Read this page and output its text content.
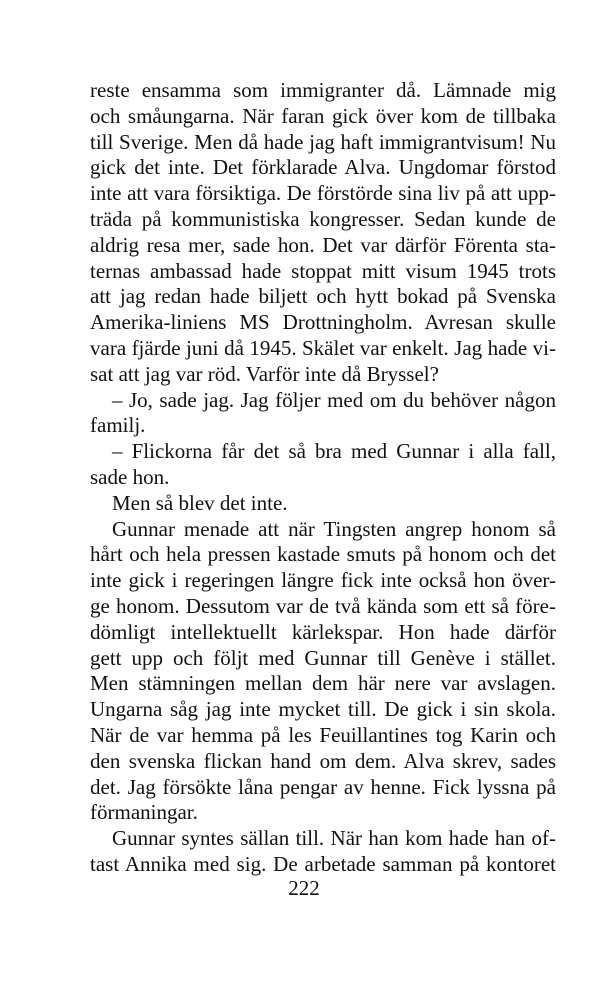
reste ensamma som immigranter då. Lämnade mig
och småungarna. När faran gick över kom de tillbaka
till Sverige. Men då hade jag haft immigrantvisum! Nu
gick det inte. Det förklarade Alva. Ungdomar förstod
inte att vara försiktiga. De förstörde sina liv på att upp-
träda på kommunistiska kongresser. Sedan kunde de
aldrig resa mer, sade hon. Det var därför Förenta sta-
ternas ambassad hade stoppat mitt visum 1945 trots
att jag redan hade biljett och hytt bokad på Svenska
Amerika-liniens MS Drottningholm. Avresan skulle
vara fjärde juni då 1945. Skälet var enkelt. Jag hade vi-
sat att jag var röd. Varför inte då Bryssel?
– Jo, sade jag. Jag följer med om du behöver någon
familj.
– Flickorna får det så bra med Gunnar i alla fall,
sade hon.
Men så blev det inte.
Gunnar menade att när Tingsten angrep honom så
hårt och hela pressen kastade smuts på honom och det
inte gick i regeringen längre fick inte också hon över-
ge honom. Dessutom var de två kända som ett så före-
dömligt intellektuellt kärlekspar. Hon hade därför
gett upp och följt med Gunnar till Genève i stället.
Men stämningen mellan dem här nere var avslagen.
Ungarna såg jag inte mycket till. De gick i sin skola.
När de var hemma på les Feuillantines tog Karin och
den svenska flickan hand om dem. Alva skrev, sades
det. Jag försökte låna pengar av henne. Fick lyssna på
förmaningar.
Gunnar syntes sällan till. När han kom hade han of-
tast Annika med sig. De arbetade samman på kontoret
222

- [INSTRUCTIONS FOR THE TASK]
Retype the whole listing, keeping every line identical and omitting all pictures.

- [CORRECT ANSWER]
Read this page and output its text content.
reste ensamma som immigranter då. Lämnade mig
och småungarna. När faran gick över kom de tillbaka
till Sverige. Men då hade jag haft immigrantvisum! Nu
gick det inte. Det förklarade Alva. Ungdomar förstod
inte att vara försiktiga. De förstörde sina liv på att upp-
träda på kommunistiska kongresser. Sedan kunde de
aldrig resa mer, sade hon. Det var därför Förenta sta-
ternas ambassad hade stoppat mitt visum 1945 trots
att jag redan hade biljett och hytt bokad på Svenska
Amerika-liniens MS Drottningholm. Avresan skulle
vara fjärde juni då 1945. Skälet var enkelt. Jag hade vi-
sat att jag var röd. Varför inte då Bryssel?
– Jo, sade jag. Jag följer med om du behöver någon
familj.
– Flickorna får det så bra med Gunnar i alla fall,
sade hon.
Men så blev det inte.
Gunnar menade att när Tingsten angrep honom så
hårt och hela pressen kastade smuts på honom och det
inte gick i regeringen längre fick inte också hon över-
ge honom. Dessutom var de två kända som ett så före-
dömligt intellektuellt kärlekspar. Hon hade därför
gett upp och följt med Gunnar till Genève i stället.
Men stämningen mellan dem här nere var avslagen.
Ungarna såg jag inte mycket till. De gick i sin skola.
När de var hemma på les Feuillantines tog Karin och
den svenska flickan hand om dem. Alva skrev, sades
det. Jag försökte låna pengar av henne. Fick lyssna på
förmaningar.
Gunnar syntes sällan till. När han kom hade han of-
tast Annika med sig. De arbetade samman på kontoret
222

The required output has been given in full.